EXERCISE INSTRUCTIONS => Write the records out again, keeping each line exactly as it is.
*** Begin section ***
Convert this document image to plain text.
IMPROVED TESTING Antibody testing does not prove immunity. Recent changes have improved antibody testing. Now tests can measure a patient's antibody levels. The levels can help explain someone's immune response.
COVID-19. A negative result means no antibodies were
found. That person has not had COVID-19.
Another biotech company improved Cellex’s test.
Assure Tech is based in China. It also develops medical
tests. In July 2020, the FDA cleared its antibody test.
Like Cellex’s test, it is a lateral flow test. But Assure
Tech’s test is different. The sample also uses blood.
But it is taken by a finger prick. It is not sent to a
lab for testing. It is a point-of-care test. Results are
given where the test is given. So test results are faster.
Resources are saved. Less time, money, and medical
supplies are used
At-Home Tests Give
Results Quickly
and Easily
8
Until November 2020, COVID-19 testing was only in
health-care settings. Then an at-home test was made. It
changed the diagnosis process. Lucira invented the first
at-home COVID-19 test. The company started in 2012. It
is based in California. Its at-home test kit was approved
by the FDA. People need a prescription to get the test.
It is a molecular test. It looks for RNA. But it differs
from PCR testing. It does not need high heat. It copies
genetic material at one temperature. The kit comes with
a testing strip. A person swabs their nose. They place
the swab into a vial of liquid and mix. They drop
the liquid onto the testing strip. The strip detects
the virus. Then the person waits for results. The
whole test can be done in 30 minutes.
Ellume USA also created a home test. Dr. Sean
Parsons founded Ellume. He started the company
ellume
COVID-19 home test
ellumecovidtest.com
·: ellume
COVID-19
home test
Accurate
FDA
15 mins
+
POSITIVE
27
*** End section ***
RESULT =>
Convert this document image to plain text.
IMPROVED TESTING Antibody testing does not prove immunity. Recent changes have improved antibody testing. Now tests can measure a patient's antibody levels. The levels can help explain someone's immune response.
COVID-19. A negative result means no antibodies were
found. That person has not had COVID-19.
Another biotech company improved Cellex’s test.
Assure Tech is based in China. It also develops medical
tests. In July 2020, the FDA cleared its antibody test.
Like Cellex’s test, it is a lateral flow test. But Assure
Tech’s test is different. The sample also uses blood.
But it is taken by a finger prick. It is not sent to a
lab for testing. It is a point-of-care test. Results are
given where the test is given. So test results are faster.
Resources are saved. Less time, money, and medical
supplies are used
At-Home Tests Give
Results Quickly
and Easily
8
Until November 2020, COVID-19 testing was only in
health-care settings. Then an at-home test was made. It
changed the diagnosis process. Lucira invented the first
at-home COVID-19 test. The company started in 2012. It
is based in California. Its at-home test kit was approved
by the FDA. People need a prescription to get the test.
It is a molecular test. It looks for RNA. But it differs
from PCR testing. It does not need high heat. It copies
genetic material at one temperature. The kit comes with
a testing strip. A person swabs their nose. They place
the swab into a vial of liquid and mix. They drop
the liquid onto the testing strip. The strip detects
the virus. Then the person waits for results. The
whole test can be done in 30 minutes.
Ellume USA also created a home test. Dr. Sean
Parsons founded Ellume. He started the company
ellume
COVID-19 home test
ellumecovidtest.com
·: ellume
COVID-19
home test
Accurate
FDA
15 mins
+
POSITIVE
27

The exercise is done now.